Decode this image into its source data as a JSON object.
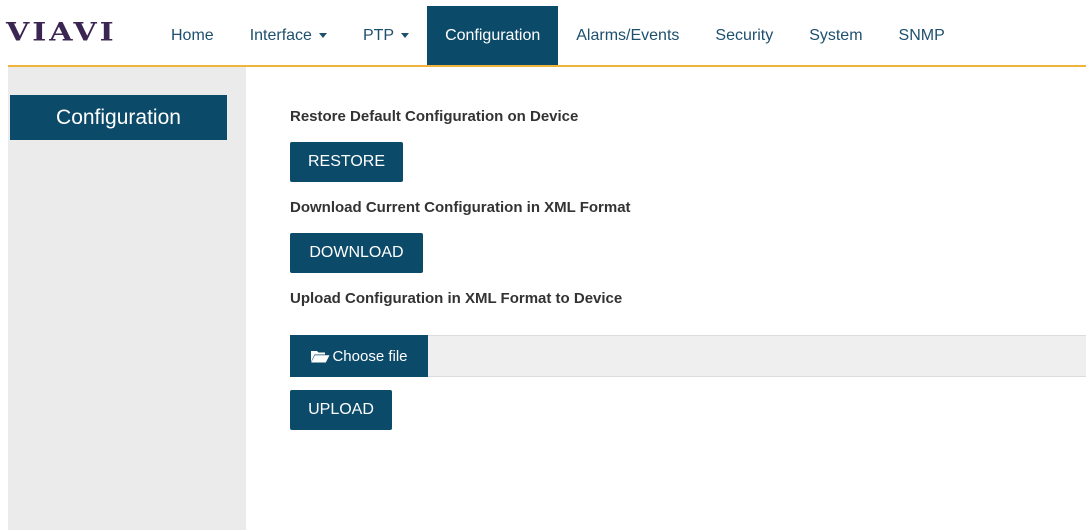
{
  "header": {
    "logo_text": "VIAVI",
    "nav": [
      {
        "label": "Home",
        "dropdown": false
      },
      {
        "label": "Interface",
        "dropdown": true
      },
      {
        "label": "PTP",
        "dropdown": true
      },
      {
        "label": "Configuration",
        "dropdown": false,
        "active": true
      },
      {
        "label": "Alarms/Events",
        "dropdown": false
      },
      {
        "label": "Security",
        "dropdown": false
      },
      {
        "label": "System",
        "dropdown": false
      },
      {
        "label": "SNMP",
        "dropdown": false
      }
    ]
  },
  "sidebar": {
    "items": [
      {
        "label": "Configuration",
        "active": true
      }
    ]
  },
  "main": {
    "restore": {
      "label": "Restore Default Configuration on Device",
      "button": "RESTORE"
    },
    "download": {
      "label": "Download Current Configuration in XML Format",
      "button": "DOWNLOAD"
    },
    "upload": {
      "label": "Upload Configuration in XML Format to Device",
      "choose_file": "Choose file",
      "button": "UPLOAD"
    }
  },
  "colors": {
    "primary": "#0c4a6a",
    "accent_line": "#f0b43a",
    "logo": "#3b2551",
    "sidebar_bg": "#ebebeb"
  },
  "icons": {
    "choose_file": "folder-open-icon",
    "dropdown": "caret-down-icon"
  }
}
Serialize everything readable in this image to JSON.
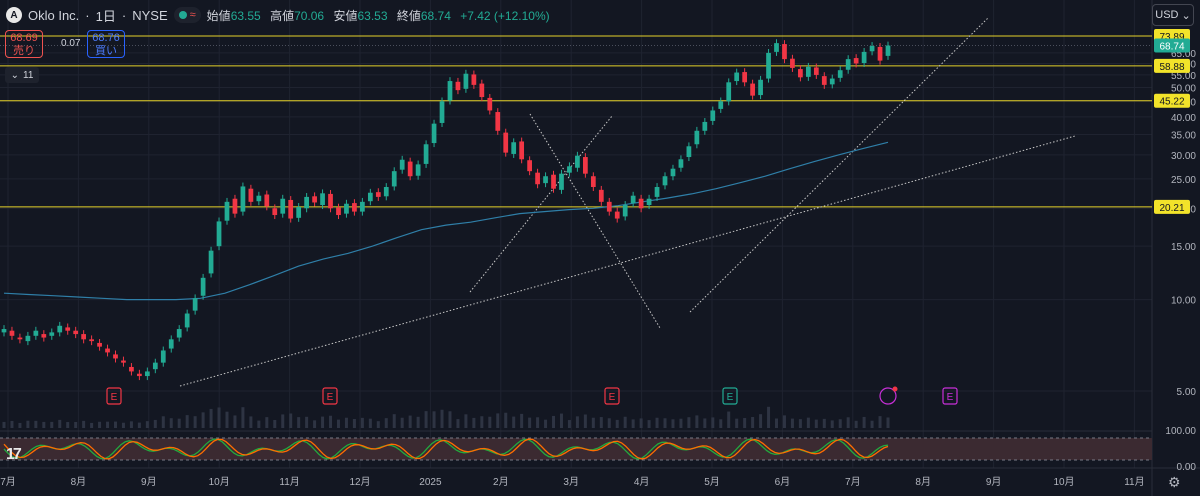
{
  "header": {
    "logo_letter": "A",
    "symbol": "Oklo Inc.",
    "dot_sep": "·",
    "interval": "1日",
    "exchange": "NYSE",
    "ohlc": [
      {
        "label": "始値",
        "value": "63.55"
      },
      {
        "label": "高値",
        "value": "70.06"
      },
      {
        "label": "安値",
        "value": "63.53"
      },
      {
        "label": "終値",
        "value": "68.74"
      }
    ],
    "change": "+7.42 (+12.10%)"
  },
  "trade": {
    "sell_price": "68.69",
    "sell_label": "売り",
    "spread": "0.07",
    "buy_price": "68.76",
    "buy_label": "買い"
  },
  "indicators_toggle": {
    "count": "11"
  },
  "currency": {
    "label": "USD"
  },
  "chart_data": {
    "type": "candlestick",
    "x_ticks": [
      "7月",
      "8月",
      "9月",
      "10月",
      "11月",
      "12月",
      "2025",
      "2月",
      "3月",
      "4月",
      "5月",
      "6月",
      "7月",
      "8月",
      "9月",
      "10月",
      "11月"
    ],
    "y_ticks": [
      "5.00",
      "10.00",
      "15.00",
      "20.00",
      "25.00",
      "30.00",
      "35.00",
      "40.00",
      "45.00",
      "50.00",
      "55.00",
      "60.00",
      "65.00"
    ],
    "y_scale": "log",
    "horizontal_levels": [
      "73.89",
      "58.88",
      "45.22",
      "20.21"
    ],
    "last_price": "68.74",
    "earnings_markers": [
      "E",
      "E",
      "E",
      "E",
      "E"
    ],
    "oscillator_ticks": [
      "100.00",
      "0.00"
    ],
    "candles": [
      [
        7.8,
        8.0
      ],
      [
        7.9,
        7.6
      ],
      [
        7.5,
        7.4
      ],
      [
        7.3,
        7.6
      ],
      [
        7.6,
        7.9
      ],
      [
        7.7,
        7.5
      ],
      [
        7.6,
        7.8
      ],
      [
        7.8,
        8.2
      ],
      [
        8.1,
        7.9
      ],
      [
        7.9,
        7.7
      ],
      [
        7.7,
        7.4
      ],
      [
        7.4,
        7.3
      ],
      [
        7.2,
        7.0
      ],
      [
        6.9,
        6.7
      ],
      [
        6.6,
        6.4
      ],
      [
        6.3,
        6.2
      ],
      [
        6.0,
        5.8
      ],
      [
        5.7,
        5.6
      ],
      [
        5.6,
        5.8
      ],
      [
        5.9,
        6.2
      ],
      [
        6.2,
        6.8
      ],
      [
        6.9,
        7.4
      ],
      [
        7.5,
        8.0
      ],
      [
        8.1,
        9.0
      ],
      [
        9.2,
        10.1
      ],
      [
        10.3,
        11.8
      ],
      [
        12.2,
        14.5
      ],
      [
        15.0,
        18.1
      ],
      [
        18.2,
        21.0
      ],
      [
        21.5,
        19.2
      ],
      [
        19.5,
        23.6
      ],
      [
        23.2,
        21.0
      ],
      [
        21.1,
        22.0
      ],
      [
        22.2,
        20.3
      ],
      [
        20.0,
        19.0
      ],
      [
        19.2,
        21.5
      ],
      [
        21.3,
        18.5
      ],
      [
        18.6,
        20.2
      ],
      [
        20.0,
        21.8
      ],
      [
        21.9,
        20.9
      ],
      [
        20.5,
        22.4
      ],
      [
        22.3,
        20.0
      ],
      [
        20.1,
        19.0
      ],
      [
        19.2,
        20.7
      ],
      [
        20.8,
        19.5
      ],
      [
        19.5,
        21.0
      ],
      [
        21.1,
        22.5
      ],
      [
        22.6,
        21.8
      ],
      [
        21.9,
        23.5
      ],
      [
        23.6,
        26.5
      ],
      [
        26.8,
        28.9
      ],
      [
        28.5,
        25.5
      ],
      [
        25.6,
        27.9
      ],
      [
        28.0,
        32.5
      ],
      [
        32.8,
        38.0
      ],
      [
        38.2,
        45.0
      ],
      [
        45.3,
        52.5
      ],
      [
        52.2,
        49.0
      ],
      [
        49.5,
        55.5
      ],
      [
        55.2,
        51.0
      ],
      [
        51.5,
        46.5
      ],
      [
        46.2,
        42.0
      ],
      [
        41.5,
        36.0
      ],
      [
        35.5,
        30.5
      ],
      [
        30.2,
        33.0
      ],
      [
        33.2,
        29.0
      ],
      [
        28.8,
        26.5
      ],
      [
        26.2,
        24.0
      ],
      [
        24.2,
        25.5
      ],
      [
        25.8,
        23.2
      ],
      [
        23.0,
        26.0
      ],
      [
        26.2,
        27.5
      ],
      [
        27.2,
        29.8
      ],
      [
        29.5,
        26.0
      ],
      [
        25.5,
        23.5
      ],
      [
        23.0,
        21.0
      ],
      [
        21.0,
        19.5
      ],
      [
        19.5,
        18.5
      ],
      [
        18.8,
        20.5
      ],
      [
        20.8,
        22.0
      ],
      [
        21.5,
        20.0
      ],
      [
        20.5,
        21.5
      ],
      [
        21.8,
        23.5
      ],
      [
        23.8,
        25.5
      ],
      [
        25.5,
        27.0
      ],
      [
        27.2,
        29.0
      ],
      [
        29.5,
        32.0
      ],
      [
        32.5,
        36.0
      ],
      [
        36.0,
        38.5
      ],
      [
        38.8,
        42.0
      ],
      [
        42.5,
        45.0
      ],
      [
        45.0,
        52.0
      ],
      [
        52.5,
        56.0
      ],
      [
        56.2,
        52.0
      ],
      [
        51.5,
        47.0
      ],
      [
        47.2,
        53.0
      ],
      [
        53.5,
        65.0
      ],
      [
        65.5,
        70.0
      ],
      [
        69.5,
        62.0
      ],
      [
        62.2,
        58.0
      ],
      [
        57.5,
        54.0
      ],
      [
        54.2,
        58.5
      ],
      [
        58.2,
        55.0
      ],
      [
        54.5,
        51.0
      ],
      [
        51.2,
        53.5
      ],
      [
        53.8,
        57.0
      ],
      [
        57.2,
        62.0
      ],
      [
        62.5,
        60.0
      ],
      [
        60.2,
        65.5
      ],
      [
        65.8,
        68.5
      ],
      [
        68.0,
        61.3
      ],
      [
        63.55,
        68.74
      ]
    ],
    "ma_series": [
      10.5,
      10.4,
      10.3,
      10.2,
      10.1,
      10.0,
      10.0,
      10.0,
      10.1,
      10.5,
      11.2,
      12.0,
      12.9,
      13.6,
      14.2,
      15.0,
      16.0,
      17.0,
      17.6,
      18.0,
      18.6,
      19.2,
      19.5,
      19.8,
      20.0,
      20.4,
      21.0,
      21.6,
      22.3,
      23.2,
      24.3,
      25.5,
      27.0,
      28.5,
      30.0,
      31.5,
      33.0
    ],
    "oscillator": {
      "upper": "80",
      "lower": "20"
    }
  }
}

---------------

Using the listing above, gather each line that holds the string "image" and copy it.

[RESPONSE]:
Decode this image into its source data as a JSON object.
Serialize everything readable in this image to JSON.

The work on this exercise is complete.